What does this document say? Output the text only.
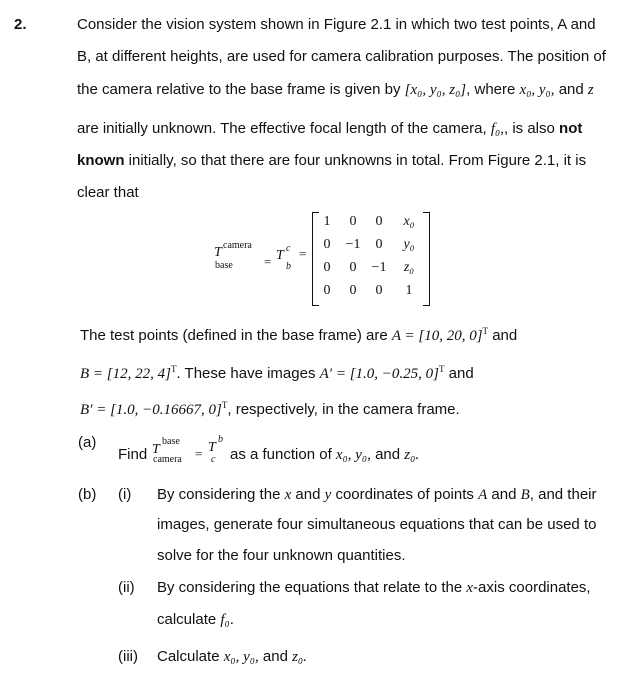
2.	Consider the vision system shown in Figure 2.1 in which two test points, A and
B, at different heights, are used for camera calibration purposes. The position of
the camera relative to the base frame is given by [x₀, y₀, z₀], where x₀, y₀, and z
are initially unknown. The effective focal length of the camera, f₀,, is also not
known initially, so that there are four unknowns in total. From Figure 2.1, it is
clear that
T camera
base = T c
b
=
1	0	0	x₀
0	−1	0	y₀
0	0	−1	z₀
0	0	0	1
The test points (defined in the base frame) are A = [10, 20, 0]$^T$ and
B = [12, 22, 4]$^T$. These have images A′ = [1.0, −0.25, 0]$^T$ and
B′ = [1.0, −0.16667, 0]$^T$, respectively, in the camera frame.
(a)
Find T
base
camera = T
b
c as a function of x₀, y₀, and z₀.
(b) (i) By considering the x and y coordinates of points A and B, and their
images, generate four simultaneous equations that can be used to
solve for the four unknown quantities.
(ii) By considering the equations that relate to the x-axis coordinates,
calculate f₀.
(iii) Calculate x₀, y₀, and z₀.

(AIM OF THE TASK) Copy the listing exactly. Any image in it stays out of the copy.

(TASK OUTPUT)
What does this document say? Output the text only.
2.	Consider the vision system shown in Figure 2.1 in which two test points, A and
B, at different heights, are used for camera calibration purposes. The position of
the camera relative to the base frame is given by [x₀, y₀, z₀], where x₀, y₀, and z
are initially unknown. The effective focal length of the camera, f₀,, is also not
known initially, so that there are four unknowns in total. From Figure 2.1, it is
clear that
T camera
base = T c
b
=
1	0	0	x₀
0	−1	0	y₀
0	0	−1	z₀
0	0	0	1
The test points (defined in the base frame) are A = [10, 20, 0]$^T$ and
B = [12, 22, 4]$^T$. These have images A′ = [1.0, −0.25, 0]$^T$ and
B′ = [1.0, −0.16667, 0]$^T$, respectively, in the camera frame.
(a)
Find T
base
camera = T
b
c as a function of x₀, y₀, and z₀.
(b) (i) By considering the x and y coordinates of points A and B, and their
images, generate four simultaneous equations that can be used to
solve for the four unknown quantities.
(ii) By considering the equations that relate to the x-axis coordinates,
calculate f₀.
(iii) Calculate x₀, y₀, and z₀.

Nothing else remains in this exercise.